*DIRECTIONS:*
Each line of the listing that contains the word "grupach" is to be copied.

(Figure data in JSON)
****************************************

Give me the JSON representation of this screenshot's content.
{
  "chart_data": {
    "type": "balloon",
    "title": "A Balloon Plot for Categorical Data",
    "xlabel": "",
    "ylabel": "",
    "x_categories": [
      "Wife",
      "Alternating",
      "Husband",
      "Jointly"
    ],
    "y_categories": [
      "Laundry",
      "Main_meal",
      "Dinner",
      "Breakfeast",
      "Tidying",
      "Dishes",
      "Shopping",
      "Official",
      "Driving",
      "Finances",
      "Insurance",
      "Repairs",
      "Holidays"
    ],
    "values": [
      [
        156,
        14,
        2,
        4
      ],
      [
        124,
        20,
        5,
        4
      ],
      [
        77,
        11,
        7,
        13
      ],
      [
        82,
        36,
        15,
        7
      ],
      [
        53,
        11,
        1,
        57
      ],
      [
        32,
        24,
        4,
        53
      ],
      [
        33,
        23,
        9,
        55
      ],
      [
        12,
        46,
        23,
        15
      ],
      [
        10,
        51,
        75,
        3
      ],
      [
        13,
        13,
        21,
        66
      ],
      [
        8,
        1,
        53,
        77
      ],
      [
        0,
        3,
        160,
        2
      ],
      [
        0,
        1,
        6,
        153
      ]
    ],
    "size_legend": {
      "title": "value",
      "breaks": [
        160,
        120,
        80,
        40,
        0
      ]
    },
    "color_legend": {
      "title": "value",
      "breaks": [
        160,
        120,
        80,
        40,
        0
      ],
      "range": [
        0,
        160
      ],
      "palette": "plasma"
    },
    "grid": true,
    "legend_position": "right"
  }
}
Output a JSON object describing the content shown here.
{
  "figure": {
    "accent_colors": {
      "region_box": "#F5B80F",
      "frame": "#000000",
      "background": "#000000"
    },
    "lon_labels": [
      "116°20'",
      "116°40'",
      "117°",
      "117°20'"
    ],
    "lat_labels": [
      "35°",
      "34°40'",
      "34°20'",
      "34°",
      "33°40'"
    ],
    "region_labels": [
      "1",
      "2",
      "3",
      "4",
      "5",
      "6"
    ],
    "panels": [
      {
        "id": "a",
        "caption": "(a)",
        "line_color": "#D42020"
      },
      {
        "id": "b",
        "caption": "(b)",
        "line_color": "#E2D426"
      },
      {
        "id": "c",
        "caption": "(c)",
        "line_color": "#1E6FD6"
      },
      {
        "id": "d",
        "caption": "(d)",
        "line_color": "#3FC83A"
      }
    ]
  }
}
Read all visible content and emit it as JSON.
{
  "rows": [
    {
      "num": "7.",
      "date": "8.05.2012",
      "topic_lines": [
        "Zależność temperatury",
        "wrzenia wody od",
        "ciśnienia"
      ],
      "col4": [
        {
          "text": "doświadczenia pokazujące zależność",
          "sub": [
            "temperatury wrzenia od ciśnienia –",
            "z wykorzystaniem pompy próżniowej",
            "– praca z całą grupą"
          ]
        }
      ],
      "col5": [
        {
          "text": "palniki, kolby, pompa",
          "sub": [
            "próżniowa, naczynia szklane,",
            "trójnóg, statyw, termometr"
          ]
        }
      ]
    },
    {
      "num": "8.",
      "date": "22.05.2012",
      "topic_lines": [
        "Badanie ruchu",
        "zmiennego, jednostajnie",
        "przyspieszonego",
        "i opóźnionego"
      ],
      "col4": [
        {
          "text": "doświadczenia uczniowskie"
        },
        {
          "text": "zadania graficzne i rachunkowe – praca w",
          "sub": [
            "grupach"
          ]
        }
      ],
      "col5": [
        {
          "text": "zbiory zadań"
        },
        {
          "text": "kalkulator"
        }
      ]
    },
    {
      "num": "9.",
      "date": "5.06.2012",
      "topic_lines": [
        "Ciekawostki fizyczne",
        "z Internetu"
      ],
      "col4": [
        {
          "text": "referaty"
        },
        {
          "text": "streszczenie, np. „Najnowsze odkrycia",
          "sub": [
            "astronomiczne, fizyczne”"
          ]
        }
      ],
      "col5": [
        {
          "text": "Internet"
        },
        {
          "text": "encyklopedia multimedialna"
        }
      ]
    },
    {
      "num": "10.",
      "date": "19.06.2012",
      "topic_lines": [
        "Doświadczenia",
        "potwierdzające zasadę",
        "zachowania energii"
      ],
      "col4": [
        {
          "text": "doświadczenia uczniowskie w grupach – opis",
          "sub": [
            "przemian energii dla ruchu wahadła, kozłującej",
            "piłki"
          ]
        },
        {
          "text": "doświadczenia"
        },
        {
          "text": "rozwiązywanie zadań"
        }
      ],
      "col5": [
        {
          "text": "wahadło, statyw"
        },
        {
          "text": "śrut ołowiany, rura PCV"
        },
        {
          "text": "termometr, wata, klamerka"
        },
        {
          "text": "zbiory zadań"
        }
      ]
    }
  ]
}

****************************************

*COMPLETED TASK:*
            "grupach"
          "text": "doświadczenia uczniowskie w grupach – opis",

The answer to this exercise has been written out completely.